Dataset rows about figures:
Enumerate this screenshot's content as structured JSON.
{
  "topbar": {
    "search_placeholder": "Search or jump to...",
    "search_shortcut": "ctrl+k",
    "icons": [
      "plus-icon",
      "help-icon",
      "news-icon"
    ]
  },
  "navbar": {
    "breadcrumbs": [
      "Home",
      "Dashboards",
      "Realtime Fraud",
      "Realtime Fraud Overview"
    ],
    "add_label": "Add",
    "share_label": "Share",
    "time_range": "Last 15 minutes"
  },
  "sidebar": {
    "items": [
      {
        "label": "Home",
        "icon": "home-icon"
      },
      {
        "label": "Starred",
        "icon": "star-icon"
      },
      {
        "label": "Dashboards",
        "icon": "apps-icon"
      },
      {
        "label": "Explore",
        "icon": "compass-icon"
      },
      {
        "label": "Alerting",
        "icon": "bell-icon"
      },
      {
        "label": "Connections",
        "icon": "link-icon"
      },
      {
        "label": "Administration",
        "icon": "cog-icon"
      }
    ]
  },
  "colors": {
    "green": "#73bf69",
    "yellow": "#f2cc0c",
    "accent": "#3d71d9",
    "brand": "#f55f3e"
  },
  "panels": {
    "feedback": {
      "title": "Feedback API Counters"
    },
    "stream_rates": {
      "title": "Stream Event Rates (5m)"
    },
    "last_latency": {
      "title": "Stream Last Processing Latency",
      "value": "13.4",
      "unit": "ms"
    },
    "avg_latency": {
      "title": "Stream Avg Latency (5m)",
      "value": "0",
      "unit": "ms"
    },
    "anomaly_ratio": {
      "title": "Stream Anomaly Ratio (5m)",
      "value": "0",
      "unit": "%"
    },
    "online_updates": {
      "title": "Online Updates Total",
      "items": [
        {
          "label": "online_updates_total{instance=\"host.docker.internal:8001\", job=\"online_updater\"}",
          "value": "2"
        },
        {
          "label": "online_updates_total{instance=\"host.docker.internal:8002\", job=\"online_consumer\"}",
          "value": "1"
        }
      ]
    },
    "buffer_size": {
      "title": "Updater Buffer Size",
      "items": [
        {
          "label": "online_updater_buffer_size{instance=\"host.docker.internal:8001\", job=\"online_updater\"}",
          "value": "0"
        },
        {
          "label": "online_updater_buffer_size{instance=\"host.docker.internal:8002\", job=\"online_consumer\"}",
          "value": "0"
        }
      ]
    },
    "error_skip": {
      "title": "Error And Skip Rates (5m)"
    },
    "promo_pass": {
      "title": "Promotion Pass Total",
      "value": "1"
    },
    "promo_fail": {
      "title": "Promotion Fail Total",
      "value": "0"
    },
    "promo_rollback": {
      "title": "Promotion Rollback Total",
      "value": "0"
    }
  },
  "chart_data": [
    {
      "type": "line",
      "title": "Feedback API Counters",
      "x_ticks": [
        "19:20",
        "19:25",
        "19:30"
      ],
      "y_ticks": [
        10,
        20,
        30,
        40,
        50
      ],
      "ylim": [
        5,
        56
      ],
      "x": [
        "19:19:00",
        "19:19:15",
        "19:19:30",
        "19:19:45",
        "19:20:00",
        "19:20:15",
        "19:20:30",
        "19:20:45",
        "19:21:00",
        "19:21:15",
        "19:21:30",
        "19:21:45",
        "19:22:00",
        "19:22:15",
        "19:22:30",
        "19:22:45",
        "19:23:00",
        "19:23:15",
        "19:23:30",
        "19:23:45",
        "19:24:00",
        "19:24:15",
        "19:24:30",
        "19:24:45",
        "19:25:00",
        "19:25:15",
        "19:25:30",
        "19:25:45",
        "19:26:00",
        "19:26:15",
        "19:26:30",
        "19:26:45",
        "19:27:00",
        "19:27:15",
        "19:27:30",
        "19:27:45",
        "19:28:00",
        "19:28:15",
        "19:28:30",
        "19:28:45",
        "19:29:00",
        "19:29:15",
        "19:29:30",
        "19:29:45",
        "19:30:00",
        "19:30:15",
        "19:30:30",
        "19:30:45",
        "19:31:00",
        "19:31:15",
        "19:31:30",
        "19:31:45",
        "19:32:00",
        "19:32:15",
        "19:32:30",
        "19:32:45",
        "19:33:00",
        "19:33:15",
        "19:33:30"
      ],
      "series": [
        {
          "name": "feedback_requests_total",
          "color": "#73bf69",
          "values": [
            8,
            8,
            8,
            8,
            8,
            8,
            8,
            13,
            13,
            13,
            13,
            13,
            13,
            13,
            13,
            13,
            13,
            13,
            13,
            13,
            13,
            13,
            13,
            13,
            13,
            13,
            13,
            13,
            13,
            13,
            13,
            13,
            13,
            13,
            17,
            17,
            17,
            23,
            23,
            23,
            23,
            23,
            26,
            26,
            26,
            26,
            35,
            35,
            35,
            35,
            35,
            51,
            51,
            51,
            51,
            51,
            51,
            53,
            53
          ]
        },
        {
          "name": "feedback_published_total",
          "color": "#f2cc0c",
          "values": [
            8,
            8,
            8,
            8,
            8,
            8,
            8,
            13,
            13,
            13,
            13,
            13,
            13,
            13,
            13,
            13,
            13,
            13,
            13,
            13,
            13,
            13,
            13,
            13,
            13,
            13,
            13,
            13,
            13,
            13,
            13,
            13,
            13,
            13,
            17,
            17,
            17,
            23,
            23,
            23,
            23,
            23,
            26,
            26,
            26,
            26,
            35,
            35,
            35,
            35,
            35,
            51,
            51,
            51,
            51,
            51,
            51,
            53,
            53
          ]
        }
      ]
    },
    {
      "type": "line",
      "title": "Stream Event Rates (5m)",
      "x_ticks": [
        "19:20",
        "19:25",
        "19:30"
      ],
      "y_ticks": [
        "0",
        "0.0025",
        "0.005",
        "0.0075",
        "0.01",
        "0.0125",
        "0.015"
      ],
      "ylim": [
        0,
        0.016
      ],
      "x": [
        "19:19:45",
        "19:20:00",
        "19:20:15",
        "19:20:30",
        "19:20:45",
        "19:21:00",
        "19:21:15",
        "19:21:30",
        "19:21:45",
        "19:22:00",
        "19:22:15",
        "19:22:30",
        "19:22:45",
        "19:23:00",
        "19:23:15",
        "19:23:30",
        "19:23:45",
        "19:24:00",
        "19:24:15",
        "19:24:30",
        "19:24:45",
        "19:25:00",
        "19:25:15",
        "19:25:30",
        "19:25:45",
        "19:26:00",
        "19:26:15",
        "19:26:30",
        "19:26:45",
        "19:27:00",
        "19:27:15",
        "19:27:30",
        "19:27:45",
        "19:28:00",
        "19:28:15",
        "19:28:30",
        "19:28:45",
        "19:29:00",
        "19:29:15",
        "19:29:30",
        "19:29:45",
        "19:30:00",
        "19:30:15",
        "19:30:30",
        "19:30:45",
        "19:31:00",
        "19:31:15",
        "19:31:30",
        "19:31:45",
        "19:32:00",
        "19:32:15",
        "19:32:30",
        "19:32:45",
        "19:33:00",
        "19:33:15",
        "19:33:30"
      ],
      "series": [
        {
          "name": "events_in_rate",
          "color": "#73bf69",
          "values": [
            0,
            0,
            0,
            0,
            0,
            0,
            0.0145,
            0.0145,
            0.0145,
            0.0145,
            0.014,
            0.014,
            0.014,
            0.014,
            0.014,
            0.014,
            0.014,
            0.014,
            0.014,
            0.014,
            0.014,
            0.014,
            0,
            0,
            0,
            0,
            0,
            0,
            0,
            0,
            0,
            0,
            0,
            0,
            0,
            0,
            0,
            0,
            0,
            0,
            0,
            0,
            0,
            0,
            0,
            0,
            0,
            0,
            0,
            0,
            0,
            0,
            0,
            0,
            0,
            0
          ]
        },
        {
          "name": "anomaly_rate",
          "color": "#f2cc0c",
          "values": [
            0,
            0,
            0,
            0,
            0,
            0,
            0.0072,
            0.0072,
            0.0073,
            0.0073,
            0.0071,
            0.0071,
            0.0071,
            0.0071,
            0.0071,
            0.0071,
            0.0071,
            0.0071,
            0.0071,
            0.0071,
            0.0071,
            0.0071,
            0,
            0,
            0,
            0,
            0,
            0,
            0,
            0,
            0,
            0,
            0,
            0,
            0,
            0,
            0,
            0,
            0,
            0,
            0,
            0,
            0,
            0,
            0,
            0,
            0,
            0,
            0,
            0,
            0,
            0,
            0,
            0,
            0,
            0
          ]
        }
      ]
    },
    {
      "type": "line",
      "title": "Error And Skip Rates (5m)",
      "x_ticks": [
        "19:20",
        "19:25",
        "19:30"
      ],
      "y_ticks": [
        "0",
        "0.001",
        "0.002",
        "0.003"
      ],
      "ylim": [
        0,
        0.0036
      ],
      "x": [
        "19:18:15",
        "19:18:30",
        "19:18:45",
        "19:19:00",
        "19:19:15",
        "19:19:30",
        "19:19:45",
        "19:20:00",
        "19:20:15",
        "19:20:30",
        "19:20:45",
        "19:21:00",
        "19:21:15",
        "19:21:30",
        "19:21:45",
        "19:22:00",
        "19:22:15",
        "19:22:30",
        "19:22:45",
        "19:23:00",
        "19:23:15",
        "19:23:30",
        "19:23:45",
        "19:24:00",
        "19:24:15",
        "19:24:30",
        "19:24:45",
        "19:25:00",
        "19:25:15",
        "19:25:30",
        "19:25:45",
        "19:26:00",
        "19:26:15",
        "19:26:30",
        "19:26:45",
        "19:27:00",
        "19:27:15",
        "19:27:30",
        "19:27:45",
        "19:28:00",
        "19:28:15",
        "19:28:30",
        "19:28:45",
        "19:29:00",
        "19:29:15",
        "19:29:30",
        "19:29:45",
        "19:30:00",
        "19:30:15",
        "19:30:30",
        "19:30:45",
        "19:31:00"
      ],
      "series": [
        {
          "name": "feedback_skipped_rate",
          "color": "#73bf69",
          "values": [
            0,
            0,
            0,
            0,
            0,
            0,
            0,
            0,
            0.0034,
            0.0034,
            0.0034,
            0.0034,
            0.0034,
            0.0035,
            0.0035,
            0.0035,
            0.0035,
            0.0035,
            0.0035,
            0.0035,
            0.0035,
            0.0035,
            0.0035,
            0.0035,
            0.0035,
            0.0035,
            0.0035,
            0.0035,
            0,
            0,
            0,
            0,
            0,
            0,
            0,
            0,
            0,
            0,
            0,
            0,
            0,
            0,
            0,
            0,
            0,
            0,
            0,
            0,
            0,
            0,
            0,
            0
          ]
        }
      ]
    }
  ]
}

BRIEF: Find every line in the records above that contains the word "Counters", and copy each one.

EXERCISE OUTPUT:
      "title": "Feedback API Counters"
      "title": "Feedback API Counters",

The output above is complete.